* [Aim]
Rewrite every line of the material below as a numbered list, skipping any blank lines.

* [Data shown]
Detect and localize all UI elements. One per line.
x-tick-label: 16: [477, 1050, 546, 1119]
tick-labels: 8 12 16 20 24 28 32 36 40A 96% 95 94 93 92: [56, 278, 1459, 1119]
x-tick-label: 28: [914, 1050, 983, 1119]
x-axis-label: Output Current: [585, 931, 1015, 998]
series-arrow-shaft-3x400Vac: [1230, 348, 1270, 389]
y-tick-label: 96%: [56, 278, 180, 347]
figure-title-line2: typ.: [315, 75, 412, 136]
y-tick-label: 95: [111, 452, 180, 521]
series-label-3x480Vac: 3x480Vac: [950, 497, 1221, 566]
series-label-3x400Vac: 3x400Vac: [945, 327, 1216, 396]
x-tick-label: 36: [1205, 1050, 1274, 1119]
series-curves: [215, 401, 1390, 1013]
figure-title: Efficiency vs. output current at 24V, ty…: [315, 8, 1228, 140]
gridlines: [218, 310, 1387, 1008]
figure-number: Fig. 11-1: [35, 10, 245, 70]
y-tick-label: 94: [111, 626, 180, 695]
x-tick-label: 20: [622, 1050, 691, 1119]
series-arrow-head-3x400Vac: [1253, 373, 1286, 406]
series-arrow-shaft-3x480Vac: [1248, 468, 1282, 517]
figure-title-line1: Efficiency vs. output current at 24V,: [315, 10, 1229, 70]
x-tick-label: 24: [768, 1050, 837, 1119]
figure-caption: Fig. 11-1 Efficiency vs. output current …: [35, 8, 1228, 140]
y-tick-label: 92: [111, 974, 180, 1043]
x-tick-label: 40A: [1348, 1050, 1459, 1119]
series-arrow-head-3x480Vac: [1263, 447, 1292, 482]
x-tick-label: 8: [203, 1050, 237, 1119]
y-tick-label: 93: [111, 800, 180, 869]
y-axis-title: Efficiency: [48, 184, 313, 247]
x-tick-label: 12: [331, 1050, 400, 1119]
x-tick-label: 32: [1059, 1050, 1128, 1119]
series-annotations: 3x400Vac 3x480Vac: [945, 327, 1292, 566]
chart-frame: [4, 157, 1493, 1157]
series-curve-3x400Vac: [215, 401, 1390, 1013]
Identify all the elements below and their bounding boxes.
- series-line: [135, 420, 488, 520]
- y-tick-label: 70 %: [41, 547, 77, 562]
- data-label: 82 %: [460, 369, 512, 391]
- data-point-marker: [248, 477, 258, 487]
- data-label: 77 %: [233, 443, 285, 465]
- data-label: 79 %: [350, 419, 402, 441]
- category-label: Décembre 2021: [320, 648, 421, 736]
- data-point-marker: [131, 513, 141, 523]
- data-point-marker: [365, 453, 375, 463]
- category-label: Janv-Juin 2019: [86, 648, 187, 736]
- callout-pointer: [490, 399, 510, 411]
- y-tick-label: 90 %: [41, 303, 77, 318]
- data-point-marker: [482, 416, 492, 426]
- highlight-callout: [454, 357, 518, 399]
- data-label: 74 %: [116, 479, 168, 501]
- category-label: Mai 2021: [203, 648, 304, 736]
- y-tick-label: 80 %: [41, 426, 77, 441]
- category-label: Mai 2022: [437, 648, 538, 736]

* [Exercise solution]
1. Detect and localize all UI elements. One per line.
2. x-tick-label: 16: [477, 1050, 546, 1119]
3. tick-labels: 8 12 16 20 24 28 32 36 40A 96% 95 94 93 92: [56, 278, 1459, 1119]
4. x-tick-label: 28: [914, 1050, 983, 1119]
5. x-axis-label: Output Current: [585, 931, 1015, 998]
6. series-arrow-shaft-3x400Vac: [1230, 348, 1270, 389]
7. y-tick-label: 96%: [56, 278, 180, 347]
8. figure-title-line2: typ.: [315, 75, 412, 136]
9. y-tick-label: 95: [111, 452, 180, 521]
10. series-label-3x480Vac: 3x480Vac: [950, 497, 1221, 566]
11. series-label-3x400Vac: 3x400Vac: [945, 327, 1216, 396]
12. x-tick-label: 36: [1205, 1050, 1274, 1119]
13. series-curves: [215, 401, 1390, 1013]
14. figure-title: Efficiency vs. output current at 24V, ty…: [315, 8, 1228, 140]
15. gridlines: [218, 310, 1387, 1008]
16. figure-number: Fig. 11-1: [35, 10, 245, 70]
17. y-tick-label: 94: [111, 626, 180, 695]
18. x-tick-label: 20: [622, 1050, 691, 1119]
19. series-arrow-head-3x400Vac: [1253, 373, 1286, 406]
20. series-arrow-shaft-3x480Vac: [1248, 468, 1282, 517]
21. figure-title-line1: Efficiency vs. output current at 24V,: [315, 10, 1229, 70]
22. x-tick-label: 24: [768, 1050, 837, 1119]
23. figure-caption: Fig. 11-1 Efficiency vs. output current …: [35, 8, 1228, 140]
24. y-tick-label: 92: [111, 974, 180, 1043]
25. x-tick-label: 40A: [1348, 1050, 1459, 1119]
26. series-arrow-head-3x480Vac: [1263, 447, 1292, 482]
27. x-tick-label: 8: [203, 1050, 237, 1119]
28. y-tick-label: 93: [111, 800, 180, 869]
29. y-axis-title: Efficiency: [48, 184, 313, 247]
30. x-tick-label: 12: [331, 1050, 400, 1119]
31. x-tick-label: 32: [1059, 1050, 1128, 1119]
32. series-annotations: 3x400Vac 3x480Vac: [945, 327, 1292, 566]
33. chart-frame: [4, 157, 1493, 1157]
34. series-curve-3x400Vac: [215, 401, 1390, 1013]
35. Identify all the elements below and their bounding boxes.
36. - series-line: [135, 420, 488, 520]
37. - y-tick-label: 70 %: [41, 547, 77, 562]
38. - data-label: 82 %: [460, 369, 512, 391]
39. - data-point-marker: [248, 477, 258, 487]
40. - data-label: 77 %: [233, 443, 285, 465]
41. - data-label: 79 %: [350, 419, 402, 441]
42. - category-label: Décembre 2021: [320, 648, 421, 736]
43. - data-point-marker: [131, 513, 141, 523]
44. - data-point-marker: [365, 453, 375, 463]
45. - category-label: Janv-Juin 2019: [86, 648, 187, 736]
46. - callout-pointer: [490, 399, 510, 411]
47. - y-tick-label: 90 %: [41, 303, 77, 318]
48. - data-point-marker: [482, 416, 492, 426]
49. - highlight-callout: [454, 357, 518, 399]
50. - data-label: 74 %: [116, 479, 168, 501]
51. - category-label: Mai 2021: [203, 648, 304, 736]
52. - y-tick-label: 80 %: [41, 426, 77, 441]
53. - category-label: Mai 2022: [437, 648, 538, 736]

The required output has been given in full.